◆ Stated task:
Pictures are not part of the answer. Return the lines from the one containing "What does this" through the end of the data, both included, exactly as they appear.

◆ Provided records:
◇ ◇ ◇ ◇ ◇

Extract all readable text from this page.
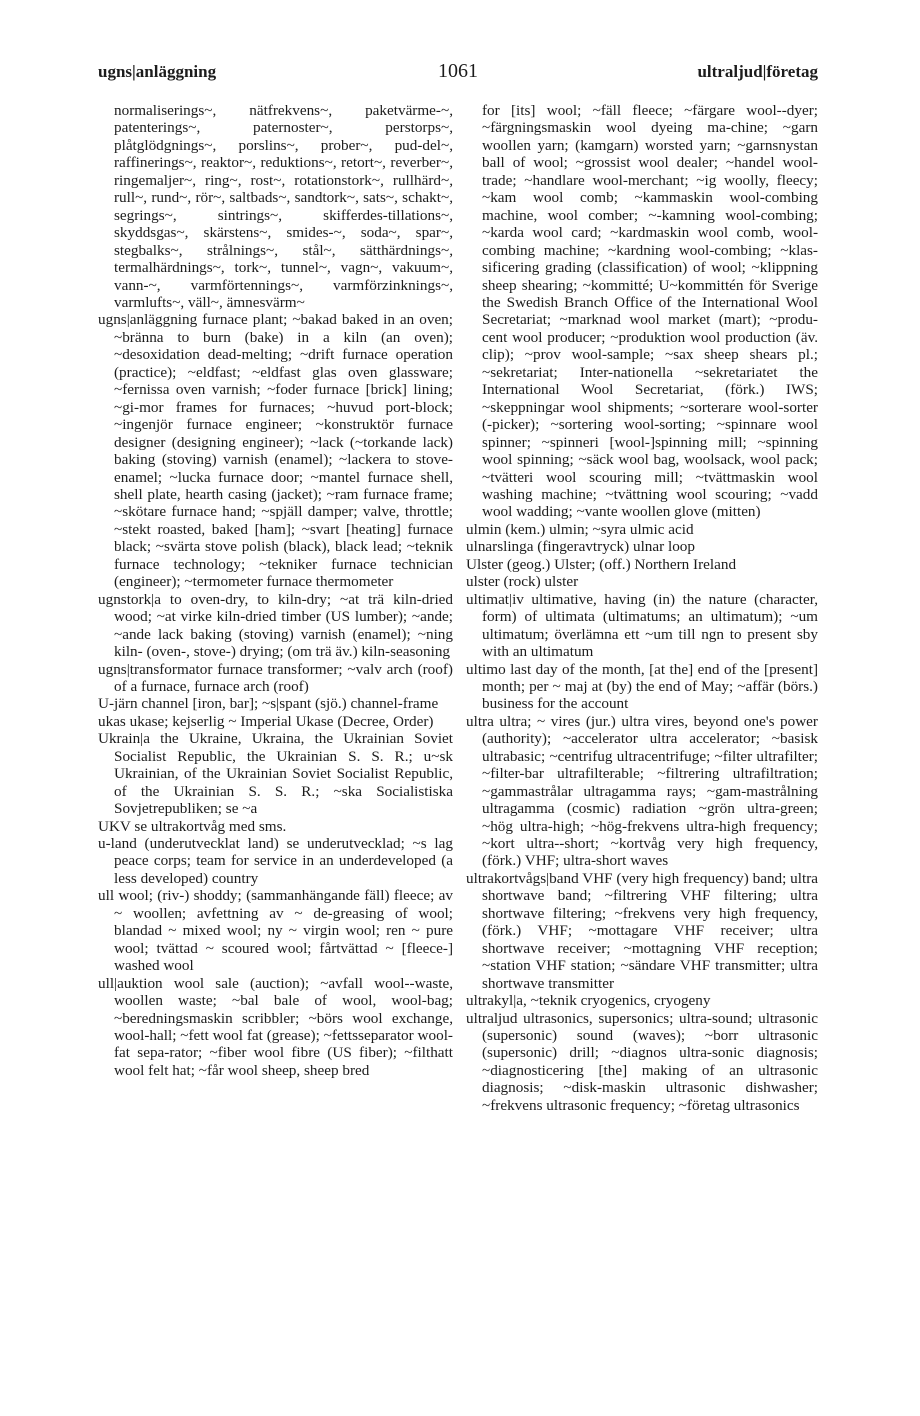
ugns|anläggning	1061	ultraljud|företag

normaliserings~, nätfrekvens~, paketvärme-~, patenterings~, paternoster~, perstorps~, plåtglödgnings~, porslins~, prober~, pud-del~, raffinerings~, reaktor~, reduktions~, retort~, reverber~, ringemaljer~, ring~, rost~, rotationstork~, rullhärd~, rull~, rund~, rör~, saltbads~, sandtork~, sats~, schakt~, segrings~, sintrings~, skifferdes-tillations~, skyddsgas~, skärstens~, smides-~, soda~, spar~, stegbalks~, strålnings~, stål~, sätthärdnings~, termalhärdnings~, tork~, tunnel~, vagn~, vakuum~, vann-~, varmförtennings~, varmförzinknings~, varmlufts~, väll~, ämnesvärm~

ugns|anläggning furnace plant; ~bakad baked in an oven; ~bränna to burn (bake) in a kiln (an oven); ~desoxidation dead-melting; ~drift furnace operation (practice); ~eldfast; ~eldfast glas oven glassware; ~fernissa oven varnish; ~foder furnace [brick] lining; ~gi-mor frames for furnaces; ~huvud port-block; ~ingenjör furnace engineer; ~konstruktör furnace designer (designing engineer); ~lack (~torkande lack) baking (stoving) varnish (enamel); ~lackera to stove-enamel; ~lucka furnace door; ~mantel furnace shell, shell plate, hearth casing (jacket); ~ram furnace frame; ~skötare furnace hand; ~spjäll damper; valve, throttle; ~stekt roasted, baked [ham]; ~svart [heating] furnace black; ~svärta stove polish (black), black lead; ~teknik furnace technology; ~tekniker furnace technician (engineer); ~termometer furnace thermometer

ugnstork|a to oven-dry, to kiln-dry; ~at trä kiln-dried wood; ~at virke kiln-dried timber (US lumber); ~ande; ~ande lack baking (stoving) varnish (enamel); ~ning kiln- (oven-, stove-) drying; (om trä äv.) kiln-seasoning

ugns|transformator furnace transformer; ~valv arch (roof) of a furnace, furnace arch (roof)

U-järn channel [iron, bar]; ~s|spant (sjö.) channel-frame

ukas ukase; kejserlig ~ Imperial Ukase (Decree, Order)

Ukrain|a the Ukraine, Ukraina, the Ukrainian Soviet Socialist Republic, the Ukrainian S. S. R.; u~sk Ukrainian, of the Ukrainian Soviet Socialist Republic, of the Ukrainian S. S. R.; ~ska Socialistiska Sovjetrepubliken; se ~a

UKV se ultrakortvåg med sms.

u-land (underutvecklat land) se underutvecklad; ~s lag peace corps; team for service in an underdeveloped (a less developed) country

ull wool; (riv-) shoddy; (sammanhängande fäll) fleece; av ~ woollen; avfettning av ~ de-greasing of wool; blandad ~ mixed wool; ny ~ virgin wool; ren ~ pure wool; tvättad ~ scoured wool; fårtvättad ~ [fleece-] washed wool

ull|auktion wool sale (auction); ~avfall wool--waste, woollen waste; ~bal bale of wool, wool-bag; ~beredningsmaskin scribbler; ~börs wool exchange, wool-hall; ~fett wool fat (grease); ~fettsseparator wool-fat sepa-rator; ~fiber wool fibre (US fiber); ~filthatt wool felt hat; ~får wool sheep, sheep bred

for [its] wool; ~fäll fleece; ~färgare wool--dyer; ~färgningsmaskin wool dyeing ma-chine; ~garn woollen yarn; (kamgarn) worsted yarn; ~garnsnystan ball of wool; ~grossist wool dealer; ~handel wool-trade; ~handlare wool-merchant; ~ig woolly, fleecy; ~kam wool comb; ~kammaskin wool-combing machine, wool comber; ~-kamning wool-combing; ~karda wool card; ~kardmaskin wool comb, wool-combing machine; ~kardning wool-combing; ~klas-sificering grading (classification) of wool; ~klippning sheep shearing; ~kommitté; U~kommittén för Sverige the Swedish Branch Office of the International Wool Secretariat; ~marknad wool market (mart); ~produ-cent wool producer; ~produktion wool production (äv. clip); ~prov wool-sample; ~sax sheep shears pl.; ~sekretariat; Inter-nationella ~sekretariatet the International Wool Secretariat, (förk.) IWS; ~skeppningar wool shipments; ~sorterare wool-sorter (-picker); ~sortering wool-sorting; ~spinnare wool spinner; ~spinneri [wool-]spinning mill; ~spinning wool spinning; ~säck wool bag, woolsack, wool pack; ~tvätteri wool scouring mill; ~tvättmaskin wool washing machine; ~tvättning wool scouring; ~vadd wool wadding; ~vante woollen glove (mitten)

ulmin (kem.) ulmin; ~syra ulmic acid

ulnarslinga (fingeravtryck) ulnar loop

Ulster (geog.) Ulster; (off.) Northern Ireland

ulster (rock) ulster

ultimat|iv ultimative, having (in) the nature (character, form) of ultimata (ultimatums; an ultimatum); ~um ultimatum; överlämna ett ~um till ngn to present sby with an ultimatum

ultimo last day of the month, [at the] end of the [present] month; per ~ maj at (by) the end of May; ~affär (börs.) business for the account

ultra ultra; ~ vires (jur.) ultra vires, beyond one's power (authority); ~accelerator ultra accelerator; ~basisk ultrabasic; ~centrifug ultracentrifuge; ~filter ultrafilter; ~filter-bar ultrafilterable; ~filtrering ultrafiltration; ~gammastrålar ultragamma rays; ~gam-mastrålning ultragamma (cosmic) radiation ~grön ultra-green; ~hög ultra-high; ~hög-frekvens ultra-high frequency; ~kort ultra--short; ~kortvåg very high frequency, (förk.) VHF; ultra-short waves

ultrakortvågs|band VHF (very high frequency) band; ultra shortwave band; ~filtrering VHF filtering; ultra shortwave filtering; ~frekvens very high frequency, (förk.) VHF; ~mottagare VHF receiver; ultra shortwave receiver; ~mottagning VHF reception; ~station VHF station; ~sändare VHF transmitter; ultra shortwave transmitter

ultrakyl|a, ~teknik cryogenics, cryogeny

ultraljud ultrasonics, supersonics; ultra-sound; ultrasonic (supersonic) sound (waves); ~borr ultrasonic (supersonic) drill; ~diagnos ultra-sonic diagnosis; ~diagnosticering [the] making of an ultrasonic diagnosis; ~disk-maskin ultrasonic dishwasher; ~frekvens ultrasonic frequency; ~företag ultrasonics
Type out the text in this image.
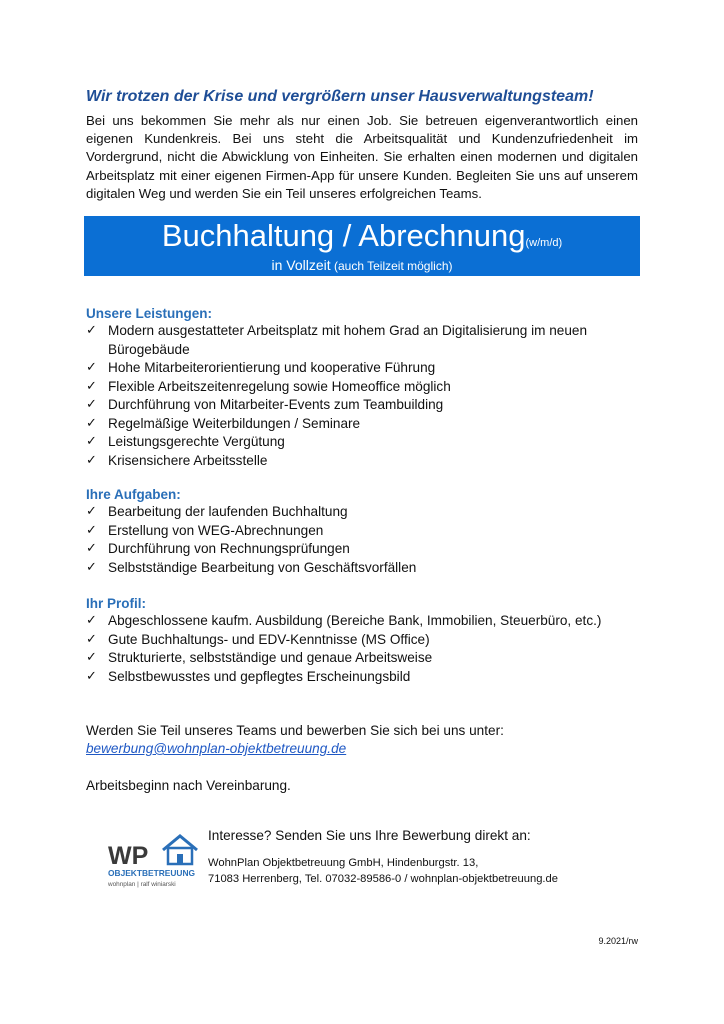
Wir trotzen der Krise und vergrößern unser Hausverwaltungsteam!
Bei uns bekommen Sie mehr als nur einen Job. Sie betreuen eigenverantwortlich einen eigenen Kundenkreis. Bei uns steht die Arbeitsqualität und Kundenzufriedenheit im Vordergrund, nicht die Abwicklung von Einheiten. Sie erhalten einen modernen und digitalen Arbeitsplatz mit einer eigenen Firmen-App für unsere Kunden. Begleiten Sie uns auf unserem digitalen Weg und werden Sie ein Teil unseres erfolgreichen Teams.
Buchhaltung / Abrechnung(w/m/d)
in Vollzeit (auch Teilzeit möglich)
Unsere Leistungen:
✓ Modern ausgestatteter Arbeitsplatz mit hohem Grad an Digitalisierung im neuen Bürogebäude
✓ Hohe Mitarbeiterorientierung und kooperative Führung
✓ Flexible Arbeitszeitenregelung sowie Homeoffice möglich
✓ Durchführung von Mitarbeiter-Events zum Teambuilding
✓ Regelmäßige Weiterbildungen / Seminare
✓ Leistungsgerechte Vergütung
✓ Krisensichere Arbeitsstelle
Ihre Aufgaben:
✓ Bearbeitung der laufenden Buchhaltung
✓ Erstellung von WEG-Abrechnungen
✓ Durchführung von Rechnungsprüfungen
✓ Selbstständige Bearbeitung von Geschäftsvorfällen
Ihr Profil:
✓ Abgeschlossene kaufm. Ausbildung (Bereiche Bank, Immobilien, Steuerbüro, etc.)
✓ Gute Buchhaltungs- und EDV-Kenntnisse (MS Office)
✓ Strukturierte, selbstständige und genaue Arbeitsweise
✓ Selbstbewusstes und gepflegtes Erscheinungsbild
Werden Sie Teil unseres Teams und bewerben Sie sich bei uns unter:
bewerbung@wohnplan-objektbetreuung.de
Arbeitsbeginn nach Vereinbarung.
WP
OBJEKTBETREUUNG
wohnplan | ralf winiarski
Interesse? Senden Sie uns Ihre Bewerbung direkt an:
WohnPlan Objektbetreuung GmbH, Hindenburgstr. 13,
71083 Herrenberg, Tel. 07032-89586-0 / wohnplan-objektbetreuung.de
9.2021/rw
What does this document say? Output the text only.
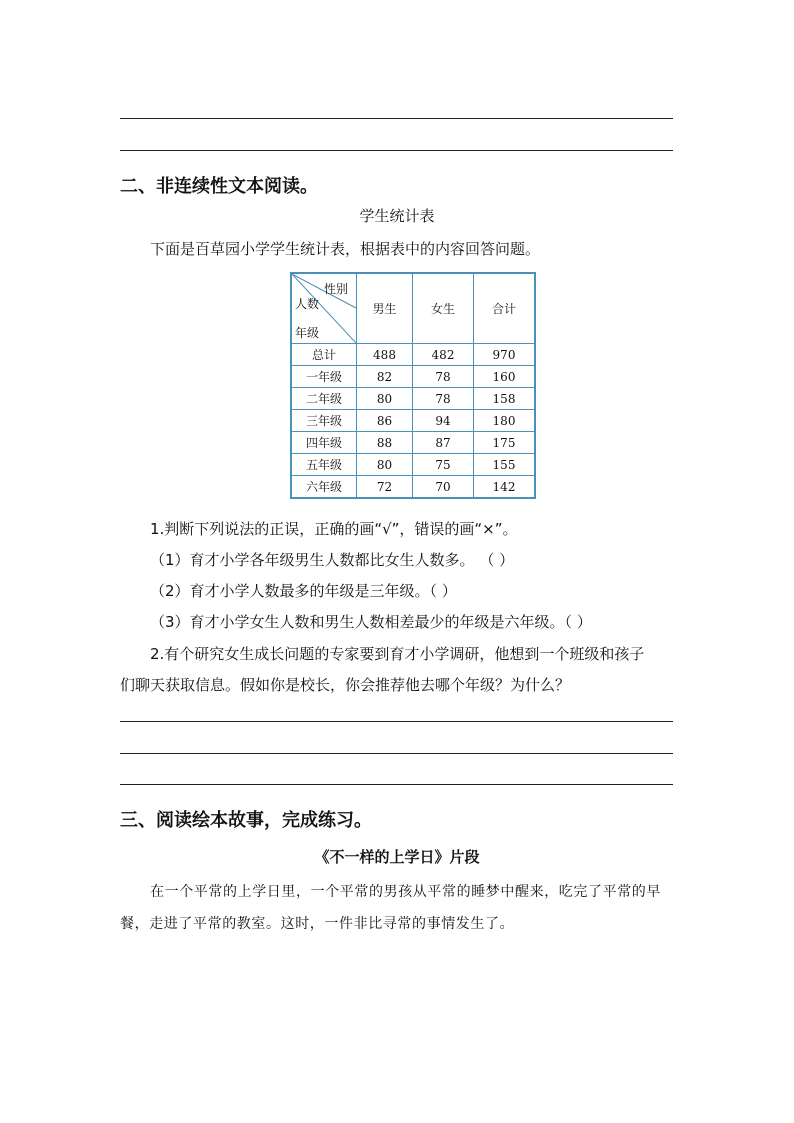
二、非连续性文本阅读。
学生统计表
下面是百草园小学学生统计表，根据表中的内容回答问题。
性别
人数
年级	男生	女生	合计
总计	488	482	970
一年级	82	78	160
二年级	80	78	158
三年级	86	94	180
四年级	88	87	175
五年级	80	75	155
六年级	72	70	142
1.判断下列说法的正误，正确的画“√”，错误的画“×”。
（1）育才小学各年级男生人数都比女生人数多。 （ ）
（2）育才小学人数最多的年级是三年级。（ ）
（3）育才小学女生人数和男生人数相差最少的年级是六年级。（ ）
2.有个研究女生成长问题的专家要到育才小学调研，他想到一个班级和孩子
们聊天获取信息。假如你是校长，你会推荐他去哪个年级？为什么？
三、阅读绘本故事，完成练习。
《不一样的上学日》片段
在一个平常的上学日里，一个平常的男孩从平常的睡梦中醒来，吃完了平常的早餐，走进了平常的教室。这时，一件非比寻常的事情发生了。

◇ ◇ ◇ ◇ ◇

◆ Correct output:
What does this document say? Output the text only.
二、非连续性文本阅读。
学生统计表
下面是百草园小学学生统计表，根据表中的内容回答问题。
性别
人数
年级	男生	女生	合计
总计	488	482	970
一年级	82	78	160
二年级	80	78	158
三年级	86	94	180
四年级	88	87	175
五年级	80	75	155
六年级	72	70	142
1.判断下列说法的正误，正确的画“√”，错误的画“×”。
（1）育才小学各年级男生人数都比女生人数多。 （ ）
（2）育才小学人数最多的年级是三年级。（ ）
（3）育才小学女生人数和男生人数相差最少的年级是六年级。（ ）
2.有个研究女生成长问题的专家要到育才小学调研，他想到一个班级和孩子
们聊天获取信息。假如你是校长，你会推荐他去哪个年级？为什么？
三、阅读绘本故事，完成练习。
《不一样的上学日》片段
在一个平常的上学日里，一个平常的男孩从平常的睡梦中醒来，吃完了平常的早餐，走进了平常的教室。这时，一件非比寻常的事情发生了。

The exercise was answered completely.